WORK TO COMPLETE:
Transcribe every line, keeping it exact.

RECORDED INFORMATION:
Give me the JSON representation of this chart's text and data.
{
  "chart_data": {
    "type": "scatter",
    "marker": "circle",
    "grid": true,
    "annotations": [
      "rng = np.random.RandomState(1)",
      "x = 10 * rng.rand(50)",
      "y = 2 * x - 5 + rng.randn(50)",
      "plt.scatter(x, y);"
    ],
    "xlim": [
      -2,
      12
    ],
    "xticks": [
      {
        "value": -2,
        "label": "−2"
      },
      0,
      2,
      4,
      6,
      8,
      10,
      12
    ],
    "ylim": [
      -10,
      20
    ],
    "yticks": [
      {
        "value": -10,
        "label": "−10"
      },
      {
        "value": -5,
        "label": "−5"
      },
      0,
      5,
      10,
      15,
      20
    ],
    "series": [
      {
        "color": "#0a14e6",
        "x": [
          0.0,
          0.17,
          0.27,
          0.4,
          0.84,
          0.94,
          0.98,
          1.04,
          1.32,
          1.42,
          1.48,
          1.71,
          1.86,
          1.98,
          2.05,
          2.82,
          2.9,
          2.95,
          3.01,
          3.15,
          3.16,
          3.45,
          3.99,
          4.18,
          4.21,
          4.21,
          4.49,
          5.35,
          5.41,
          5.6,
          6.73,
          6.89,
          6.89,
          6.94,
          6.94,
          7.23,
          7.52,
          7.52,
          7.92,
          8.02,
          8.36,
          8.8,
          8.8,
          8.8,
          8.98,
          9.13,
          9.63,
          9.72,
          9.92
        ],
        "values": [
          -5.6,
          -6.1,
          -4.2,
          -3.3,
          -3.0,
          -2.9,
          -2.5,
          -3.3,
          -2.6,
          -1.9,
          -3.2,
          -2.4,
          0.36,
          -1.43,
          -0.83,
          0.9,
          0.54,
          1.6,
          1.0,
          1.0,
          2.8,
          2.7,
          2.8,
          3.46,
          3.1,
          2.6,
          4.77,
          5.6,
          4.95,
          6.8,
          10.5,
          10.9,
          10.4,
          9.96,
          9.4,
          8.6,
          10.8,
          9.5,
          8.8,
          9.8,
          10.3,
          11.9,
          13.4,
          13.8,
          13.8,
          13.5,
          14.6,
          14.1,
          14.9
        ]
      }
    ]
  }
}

TASK RESPONSE:
Give me the JSON representation of this chart's text and data.
{
  "chart_data": {
    "type": "scatter",
    "marker": "circle",
    "grid": true,
    "annotations": [
      "rng = np.random.RandomState(1)",
      "x = 10 * rng.rand(50)",
      "y = 2 * x - 5 + rng.randn(50)",
      "plt.scatter(x, y);"
    ],
    "xlim": [
      -2,
      12
    ],
    "xticks": [
      {
        "value": -2,
        "label": "−2"
      },
      0,
      2,
      4,
      6,
      8,
      10,
      12
    ],
    "ylim": [
      -10,
      20
    ],
    "yticks": [
      {
        "value": -10,
        "label": "−10"
      },
      {
        "value": -5,
        "label": "−5"
      },
      0,
      5,
      10,
      15,
      20
    ],
    "series": [
      {
        "color": "#0a14e6",
        "x": [
          0.0,
          0.17,
          0.27,
          0.4,
          0.84,
          0.94,
          0.98,
          1.04,
          1.32,
          1.42,
          1.48,
          1.71,
          1.86,
          1.98,
          2.05,
          2.82,
          2.9,
          2.95,
          3.01,
          3.15,
          3.16,
          3.45,
          3.99,
          4.18,
          4.21,
          4.21,
          4.49,
          5.35,
          5.41,
          5.6,
          6.73,
          6.89,
          6.89,
          6.94,
          6.94,
          7.23,
          7.52,
          7.52,
          7.92,
          8.02,
          8.36,
          8.8,
          8.8,
          8.8,
          8.98,
          9.13,
          9.63,
          9.72,
          9.92
        ],
        "values": [
          -5.6,
          -6.1,
          -4.2,
          -3.3,
          -3.0,
          -2.9,
          -2.5,
          -3.3,
          -2.6,
          -1.9,
          -3.2,
          -2.4,
          0.36,
          -1.43,
          -0.83,
          0.9,
          0.54,
          1.6,
          1.0,
          1.0,
          2.8,
          2.7,
          2.8,
          3.46,
          3.1,
          2.6,
          4.77,
          5.6,
          4.95,
          6.8,
          10.5,
          10.9,
          10.4,
          9.96,
          9.4,
          8.6,
          10.8,
          9.5,
          8.8,
          9.8,
          10.3,
          11.9,
          13.4,
          13.8,
          13.8,
          13.5,
          14.6,
          14.1,
          14.9
        ]
      }
    ]
  }
}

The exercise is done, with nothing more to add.